→ **THE EXERCISE**: Repeat all of the material exactly as given.

→ **SUPPLIED ENTRIES**:
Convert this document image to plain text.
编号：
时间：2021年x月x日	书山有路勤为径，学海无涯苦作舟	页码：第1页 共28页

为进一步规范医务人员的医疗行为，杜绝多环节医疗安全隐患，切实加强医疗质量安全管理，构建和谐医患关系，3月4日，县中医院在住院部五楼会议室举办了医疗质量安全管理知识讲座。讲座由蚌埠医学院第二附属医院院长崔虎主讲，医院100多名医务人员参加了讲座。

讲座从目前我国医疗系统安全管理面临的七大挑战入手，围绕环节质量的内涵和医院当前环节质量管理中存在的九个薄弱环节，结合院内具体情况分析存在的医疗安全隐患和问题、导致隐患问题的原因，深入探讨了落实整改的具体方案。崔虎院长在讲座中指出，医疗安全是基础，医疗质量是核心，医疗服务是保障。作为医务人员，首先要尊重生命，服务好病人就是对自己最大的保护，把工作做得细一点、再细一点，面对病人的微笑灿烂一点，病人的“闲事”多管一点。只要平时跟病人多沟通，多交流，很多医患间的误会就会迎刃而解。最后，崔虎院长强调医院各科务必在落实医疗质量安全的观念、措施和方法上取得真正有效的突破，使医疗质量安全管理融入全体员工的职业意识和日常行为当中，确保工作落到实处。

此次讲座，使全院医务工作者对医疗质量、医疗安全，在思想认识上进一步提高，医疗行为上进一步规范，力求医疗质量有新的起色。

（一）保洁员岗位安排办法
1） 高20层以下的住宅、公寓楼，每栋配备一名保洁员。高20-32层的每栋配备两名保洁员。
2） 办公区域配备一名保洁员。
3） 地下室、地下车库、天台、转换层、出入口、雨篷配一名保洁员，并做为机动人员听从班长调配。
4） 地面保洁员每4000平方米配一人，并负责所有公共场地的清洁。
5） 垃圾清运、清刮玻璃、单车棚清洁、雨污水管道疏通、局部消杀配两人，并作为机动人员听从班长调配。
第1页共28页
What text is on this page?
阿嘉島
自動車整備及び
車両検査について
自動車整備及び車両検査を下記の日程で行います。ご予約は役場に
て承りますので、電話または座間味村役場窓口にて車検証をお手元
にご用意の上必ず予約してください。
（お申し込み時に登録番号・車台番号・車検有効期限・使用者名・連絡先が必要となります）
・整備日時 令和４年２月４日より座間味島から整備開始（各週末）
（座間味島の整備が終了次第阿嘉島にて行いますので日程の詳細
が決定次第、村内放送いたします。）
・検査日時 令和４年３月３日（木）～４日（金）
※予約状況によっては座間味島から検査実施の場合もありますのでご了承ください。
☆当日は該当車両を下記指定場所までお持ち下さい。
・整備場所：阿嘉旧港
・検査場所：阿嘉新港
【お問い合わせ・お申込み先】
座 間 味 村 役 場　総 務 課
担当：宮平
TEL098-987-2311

→ **FINISHED ANSWER**:
Convert this document image to plain text.
编号：
时间：2021年x月x日	书山有路勤为径，学海无涯苦作舟	页码：第1页 共28页

为进一步规范医务人员的医疗行为，杜绝多环节医疗安全隐患，切实加强医疗质量安全管理，构建和谐医患关系，3月4日，县中医院在住院部五楼会议室举办了医疗质量安全管理知识讲座。讲座由蚌埠医学院第二附属医院院长崔虎主讲，医院100多名医务人员参加了讲座。

讲座从目前我国医疗系统安全管理面临的七大挑战入手，围绕环节质量的内涵和医院当前环节质量管理中存在的九个薄弱环节，结合院内具体情况分析存在的医疗安全隐患和问题、导致隐患问题的原因，深入探讨了落实整改的具体方案。崔虎院长在讲座中指出，医疗安全是基础，医疗质量是核心，医疗服务是保障。作为医务人员，首先要尊重生命，服务好病人就是对自己最大的保护，把工作做得细一点、再细一点，面对病人的微笑灿烂一点，病人的“闲事”多管一点。只要平时跟病人多沟通，多交流，很多医患间的误会就会迎刃而解。最后，崔虎院长强调医院各科务必在落实医疗质量安全的观念、措施和方法上取得真正有效的突破，使医疗质量安全管理融入全体员工的职业意识和日常行为当中，确保工作落到实处。

此次讲座，使全院医务工作者对医疗质量、医疗安全，在思想认识上进一步提高，医疗行为上进一步规范，力求医疗质量有新的起色。

（一）保洁员岗位安排办法
1） 高20层以下的住宅、公寓楼，每栋配备一名保洁员。高20-32层的每栋配备两名保洁员。
2） 办公区域配备一名保洁员。
3） 地下室、地下车库、天台、转换层、出入口、雨篷配一名保洁员，并做为机动人员听从班长调配。
4） 地面保洁员每4000平方米配一人，并负责所有公共场地的清洁。
5） 垃圾清运、清刮玻璃、单车棚清洁、雨污水管道疏通、局部消杀配两人，并作为机动人员听从班长调配。
第1页共28页
What text is on this page?
阿嘉島
自動車整備及び
車両検査について
自動車整備及び車両検査を下記の日程で行います。ご予約は役場に
て承りますので、電話または座間味村役場窓口にて車検証をお手元
にご用意の上必ず予約してください。
（お申し込み時に登録番号・車台番号・車検有効期限・使用者名・連絡先が必要となります）
・整備日時 令和４年２月４日より座間味島から整備開始（各週末）
（座間味島の整備が終了次第阿嘉島にて行いますので日程の詳細
が決定次第、村内放送いたします。）
・検査日時 令和４年３月３日（木）～４日（金）
※予約状況によっては座間味島から検査実施の場合もありますのでご了承ください。
☆当日は該当車両を下記指定場所までお持ち下さい。
・整備場所：阿嘉旧港
・検査場所：阿嘉新港
【お問い合わせ・お申込み先】
座 間 味 村 役 場　総 務 課
担当：宮平
TEL098-987-2311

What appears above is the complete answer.